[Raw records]
--

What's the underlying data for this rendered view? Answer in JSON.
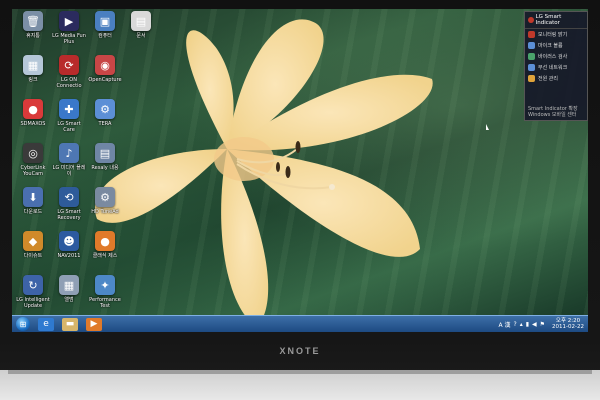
{
  "desktop": {
    "icons": [
      {
        "label": "휴지통",
        "color": "#7b8fa6",
        "glyph": "🗑"
      },
      {
        "label": "LG Media Fun Plus",
        "color": "#2b2b5e",
        "glyph": "▶"
      },
      {
        "label": "컴퓨터",
        "color": "#4a7fc0",
        "glyph": "▣"
      },
      {
        "label": "문서",
        "color": "#d9d9d9",
        "glyph": "▤"
      },
      {
        "label": "링크",
        "color": "#b5c7d8",
        "glyph": "▦"
      },
      {
        "label": "LG ON Connectio",
        "color": "#b82b2b",
        "glyph": "⟳"
      },
      {
        "label": "OpenCapture",
        "color": "#c84646",
        "glyph": "◉"
      },
      {
        "label": "SDMAXOS",
        "color": "#d93a3a",
        "glyph": "●"
      },
      {
        "label": "LG Smart Care",
        "color": "#3a78c9",
        "glyph": "✚"
      },
      {
        "label": "TERA",
        "color": "#5c8fd6",
        "glyph": "⚙"
      },
      {
        "label": "CyberLink YouCam",
        "color": "#3a3a3a",
        "glyph": "◎"
      },
      {
        "label": "LG 미디어 플레이",
        "color": "#4e77b3",
        "glyph": "♪"
      },
      {
        "label": "Resaly 내용",
        "color": "#6f86a5",
        "glyph": "▤"
      },
      {
        "label": "다운로드",
        "color": "#4a6fb0",
        "glyph": "⬇"
      },
      {
        "label": "LG Smart Recovery",
        "color": "#2e5b9a",
        "glyph": "⟲"
      },
      {
        "label": "HD TuneAd",
        "color": "#7a8aa0",
        "glyph": "⚙"
      },
      {
        "label": "다이슈트",
        "color": "#d08a2a",
        "glyph": "◆"
      },
      {
        "label": "NAV2011",
        "color": "#2c5aa0",
        "glyph": "☻"
      },
      {
        "label": "클래식 제스",
        "color": "#e07a2a",
        "glyph": "●"
      },
      {
        "label": "LG Intelligent Update",
        "color": "#3d63a8",
        "glyph": "↻"
      },
      {
        "label": "앨범",
        "color": "#8f9fb5",
        "glyph": "▦"
      },
      {
        "label": "Performance Test",
        "color": "#4d88c7",
        "glyph": "✦"
      }
    ]
  },
  "gadget": {
    "title": "LG Smart Indicator",
    "items": [
      {
        "label": "모니터링 밝기",
        "color": "#c0392b"
      },
      {
        "label": "마이크 볼륨",
        "color": "#5c8fd6"
      },
      {
        "label": "바이러스 검사",
        "color": "#4aa36b"
      },
      {
        "label": "무선 네트워크",
        "color": "#5c8fd6"
      },
      {
        "label": "전원 관리",
        "color": "#e0a33a"
      }
    ],
    "footer_1": "Smart Indicator 확장",
    "footer_2": "Windows 모바일 센터"
  },
  "taskbar": {
    "start_glyph": "⊞",
    "pinned": [
      {
        "name": "ie",
        "glyph": "e",
        "color": "#2f7ad0"
      },
      {
        "name": "explorer",
        "glyph": "▬",
        "color": "#d7b56a"
      },
      {
        "name": "media-player",
        "glyph": "▶",
        "color": "#e07a2a"
      }
    ],
    "tray_lang": "A 漢",
    "time": "오후 2:20",
    "date": "2011-02-22"
  },
  "bezel": {
    "brand": "XNOTE"
  }
}
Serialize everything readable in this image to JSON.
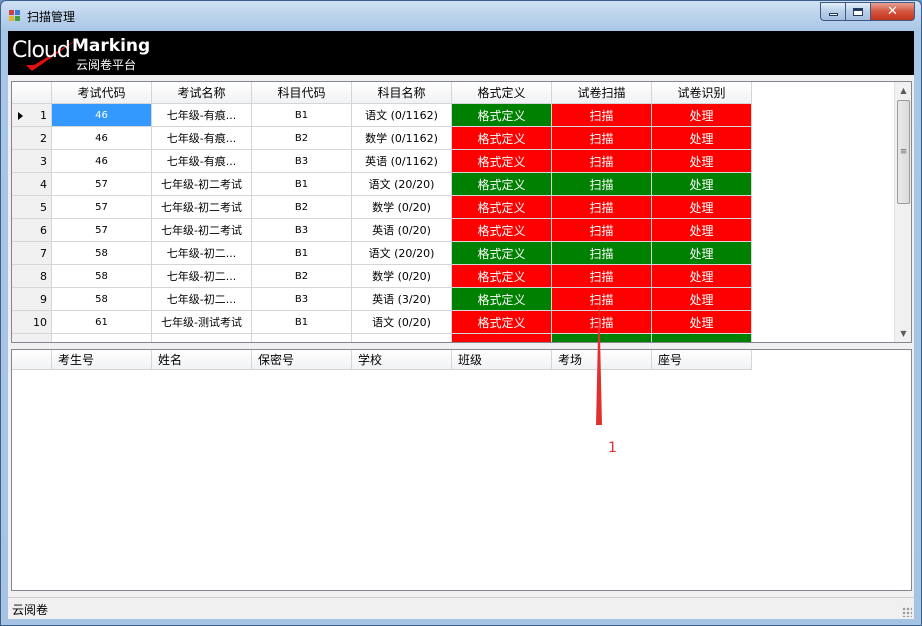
{
  "window": {
    "title": "扫描管理"
  },
  "banner": {
    "brand_cloud": "Cloud",
    "brand_marking": "Marking",
    "subtitle": "云阅卷平台"
  },
  "exam_grid": {
    "columns": [
      "考试代码",
      "考试名称",
      "科目代码",
      "科目名称",
      "格式定义",
      "试卷扫描",
      "试卷识别"
    ],
    "rows": [
      {
        "num": "1",
        "code": "46",
        "name": "七年级-有痕...",
        "subj": "B1",
        "subj_name": "语文 (0/1162)",
        "fmt": "格式定义",
        "fmt_c": "green",
        "scan": "扫描",
        "scan_c": "red",
        "proc": "处理",
        "proc_c": "red"
      },
      {
        "num": "2",
        "code": "46",
        "name": "七年级-有痕...",
        "subj": "B2",
        "subj_name": "数学 (0/1162)",
        "fmt": "格式定义",
        "fmt_c": "red",
        "scan": "扫描",
        "scan_c": "red",
        "proc": "处理",
        "proc_c": "red"
      },
      {
        "num": "3",
        "code": "46",
        "name": "七年级-有痕...",
        "subj": "B3",
        "subj_name": "英语 (0/1162)",
        "fmt": "格式定义",
        "fmt_c": "red",
        "scan": "扫描",
        "scan_c": "red",
        "proc": "处理",
        "proc_c": "red"
      },
      {
        "num": "4",
        "code": "57",
        "name": "七年级-初二考试",
        "subj": "B1",
        "subj_name": "语文 (20/20)",
        "fmt": "格式定义",
        "fmt_c": "green",
        "scan": "扫描",
        "scan_c": "green",
        "proc": "处理",
        "proc_c": "green"
      },
      {
        "num": "5",
        "code": "57",
        "name": "七年级-初二考试",
        "subj": "B2",
        "subj_name": "数学 (0/20)",
        "fmt": "格式定义",
        "fmt_c": "red",
        "scan": "扫描",
        "scan_c": "red",
        "proc": "处理",
        "proc_c": "red"
      },
      {
        "num": "6",
        "code": "57",
        "name": "七年级-初二考试",
        "subj": "B3",
        "subj_name": "英语 (0/20)",
        "fmt": "格式定义",
        "fmt_c": "red",
        "scan": "扫描",
        "scan_c": "red",
        "proc": "处理",
        "proc_c": "red"
      },
      {
        "num": "7",
        "code": "58",
        "name": "七年级-初二...",
        "subj": "B1",
        "subj_name": "语文 (20/20)",
        "fmt": "格式定义",
        "fmt_c": "green",
        "scan": "扫描",
        "scan_c": "green",
        "proc": "处理",
        "proc_c": "green"
      },
      {
        "num": "8",
        "code": "58",
        "name": "七年级-初二...",
        "subj": "B2",
        "subj_name": "数学 (0/20)",
        "fmt": "格式定义",
        "fmt_c": "red",
        "scan": "扫描",
        "scan_c": "red",
        "proc": "处理",
        "proc_c": "red"
      },
      {
        "num": "9",
        "code": "58",
        "name": "七年级-初二...",
        "subj": "B3",
        "subj_name": "英语 (3/20)",
        "fmt": "格式定义",
        "fmt_c": "green",
        "scan": "扫描",
        "scan_c": "red",
        "proc": "处理",
        "proc_c": "red"
      },
      {
        "num": "10",
        "code": "61",
        "name": "七年级-测试考试",
        "subj": "B1",
        "subj_name": "语文 (0/20)",
        "fmt": "格式定义",
        "fmt_c": "red",
        "scan": "扫描",
        "scan_c": "red",
        "proc": "处理",
        "proc_c": "red"
      }
    ]
  },
  "student_grid": {
    "columns": [
      "考生号",
      "姓名",
      "保密号",
      "学校",
      "班级",
      "考场",
      "座号"
    ]
  },
  "status_bar": {
    "text": "云阅卷"
  },
  "annotation": {
    "label": "1",
    "color": "#e03030"
  },
  "colors": {
    "red": "#ff0000",
    "green": "#008000",
    "selection": "#3399ff"
  }
}
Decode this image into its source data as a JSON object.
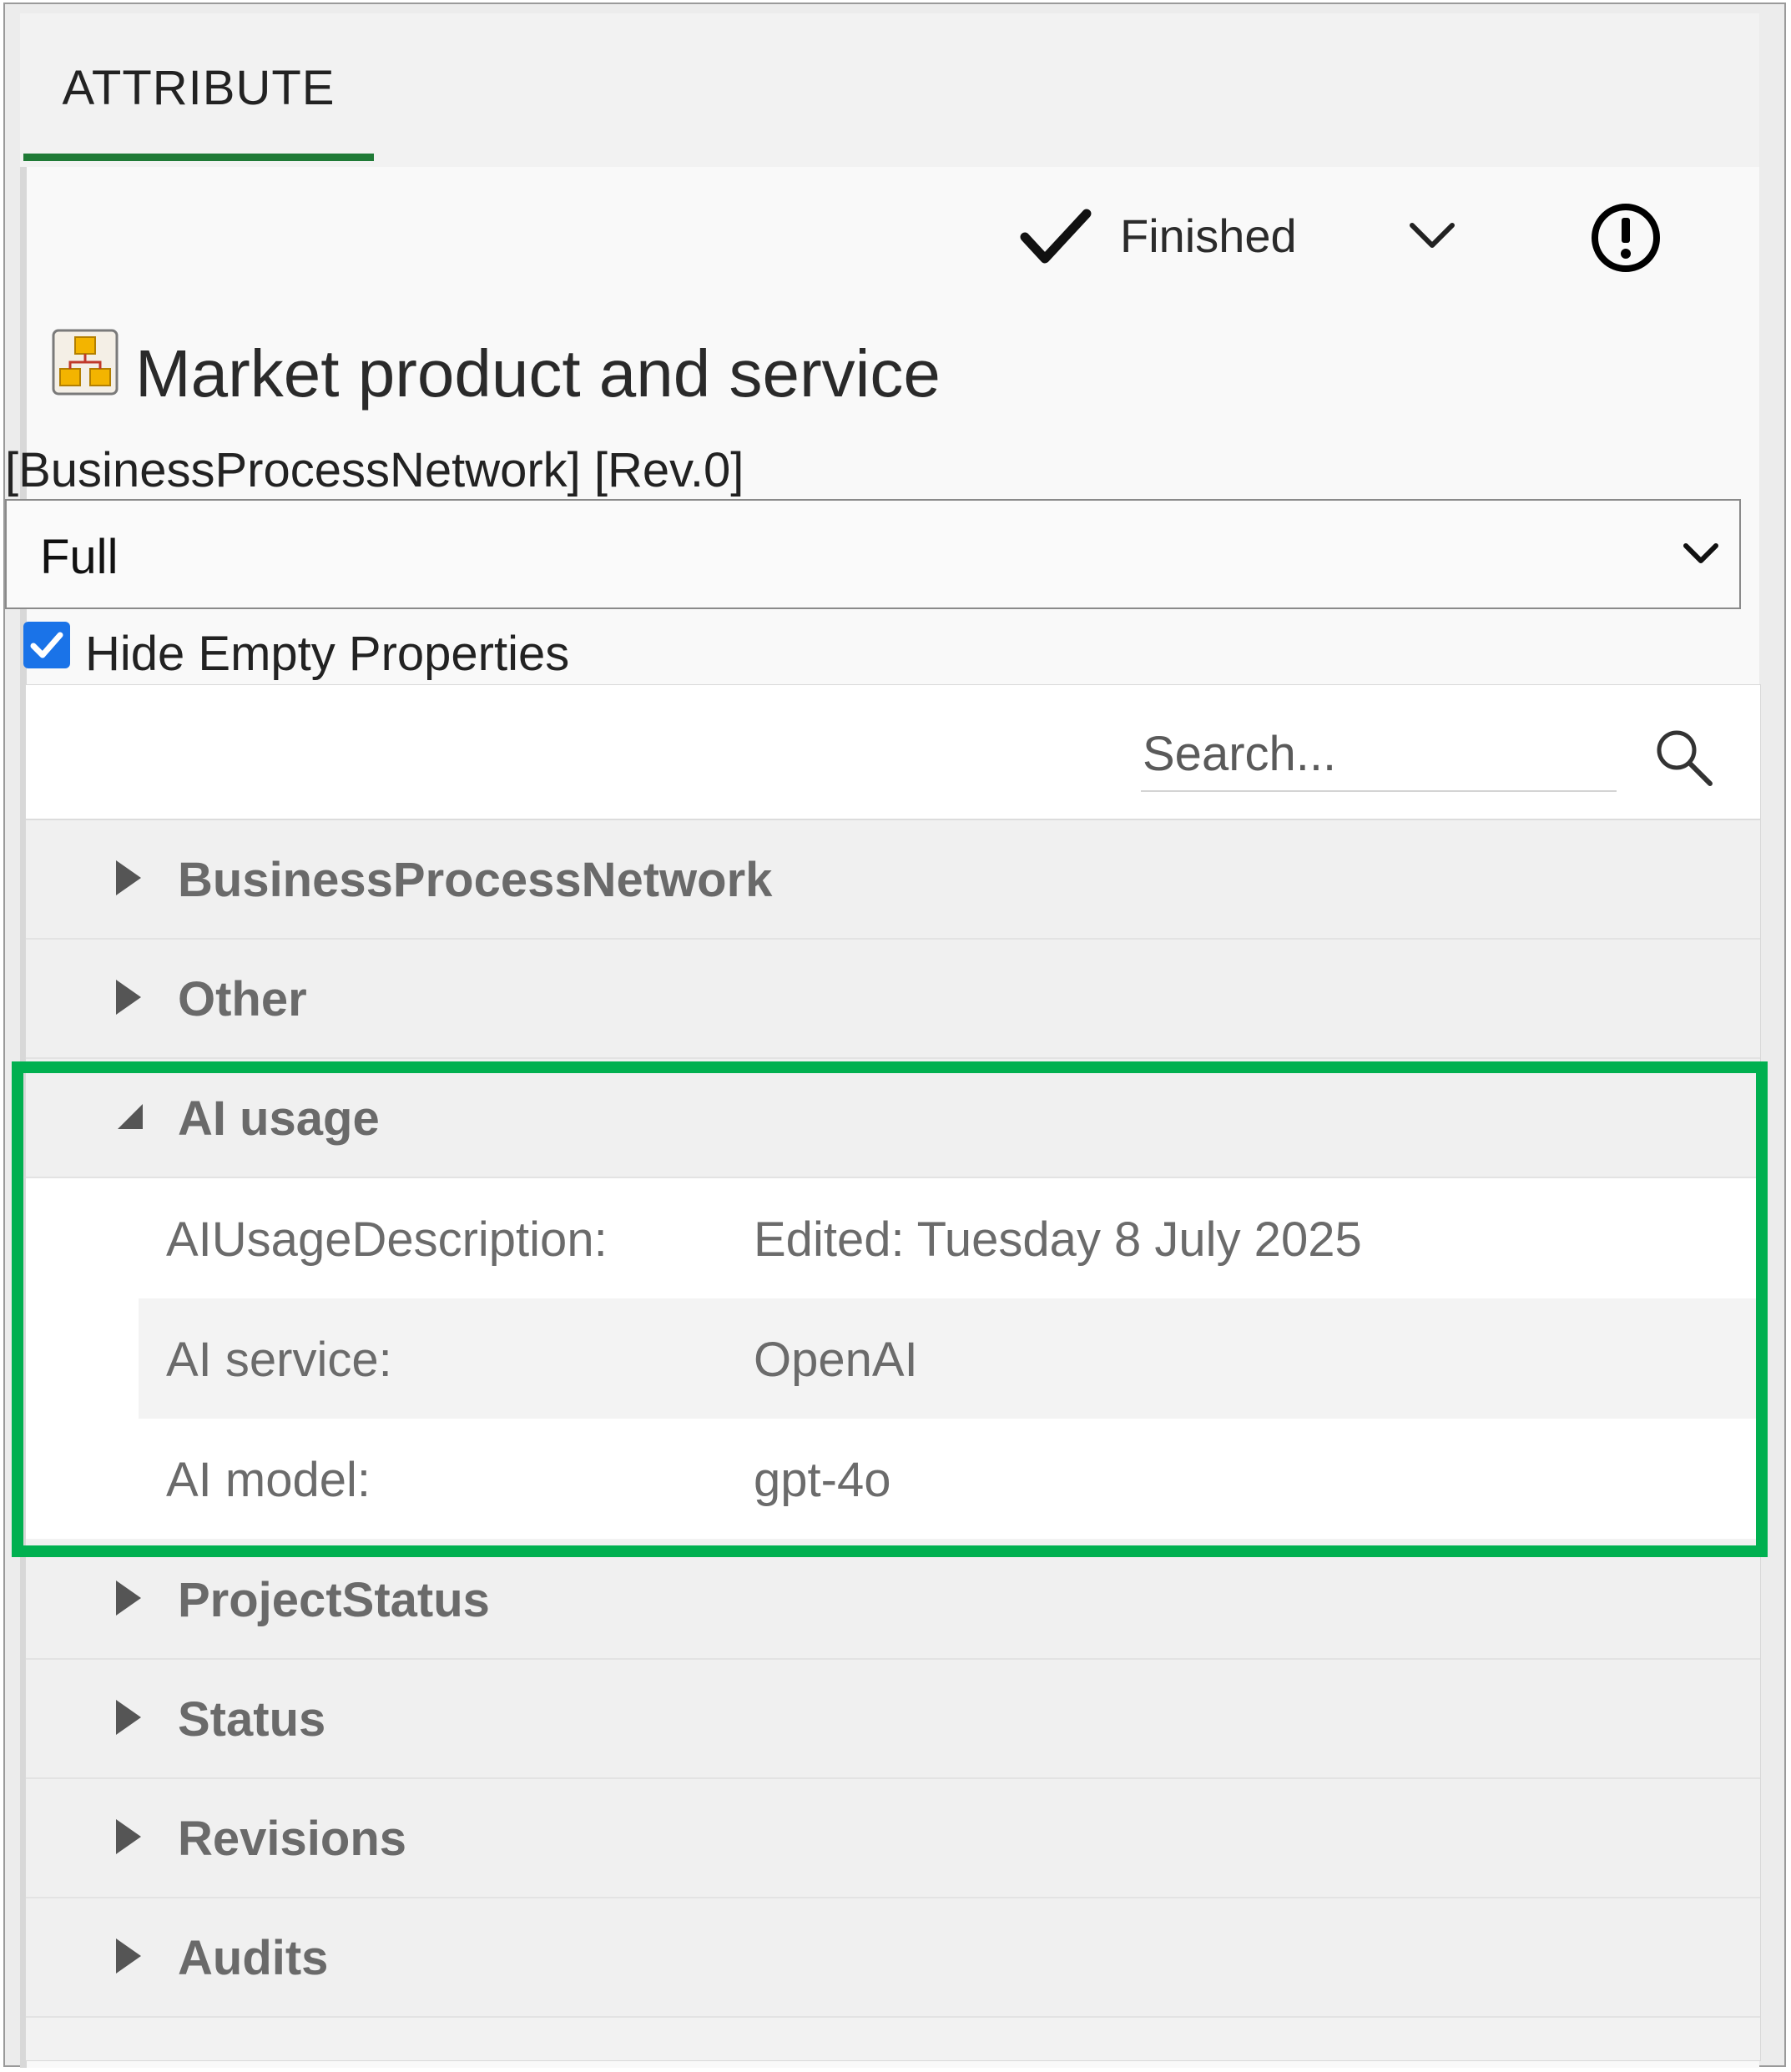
{
  "tab": {
    "label": "ATTRIBUTE"
  },
  "status": {
    "label": "Finished"
  },
  "object": {
    "title": "Market product and service",
    "type_rev": "[BusinessProcessNetwork] [Rev.0]"
  },
  "view_select": {
    "value": "Full"
  },
  "hide_empty": {
    "label": "Hide Empty Properties",
    "checked": true
  },
  "search": {
    "placeholder": "Search..."
  },
  "categories": [
    {
      "label": "BusinessProcessNetwork",
      "expanded": false
    },
    {
      "label": "Other",
      "expanded": false
    },
    {
      "label": "AI usage",
      "expanded": true
    },
    {
      "label": "ProjectStatus",
      "expanded": false
    },
    {
      "label": "Status",
      "expanded": false
    },
    {
      "label": "Revisions",
      "expanded": false
    },
    {
      "label": "Audits",
      "expanded": false
    }
  ],
  "ai_usage_properties": [
    {
      "key": "AIUsageDescription:",
      "value": "Edited: Tuesday 8 July 2025"
    },
    {
      "key": "AI service:",
      "value": "OpenAI"
    },
    {
      "key": "AI model:",
      "value": "gpt-4o"
    }
  ],
  "colors": {
    "accent_tab": "#1f7a36",
    "highlight_border": "#00b050",
    "checkbox": "#1a73e8"
  }
}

--

STATED PROBLEM: Reply with nothing but the number of lines in the data above that contain "image".

WRITTEN REPLY: 2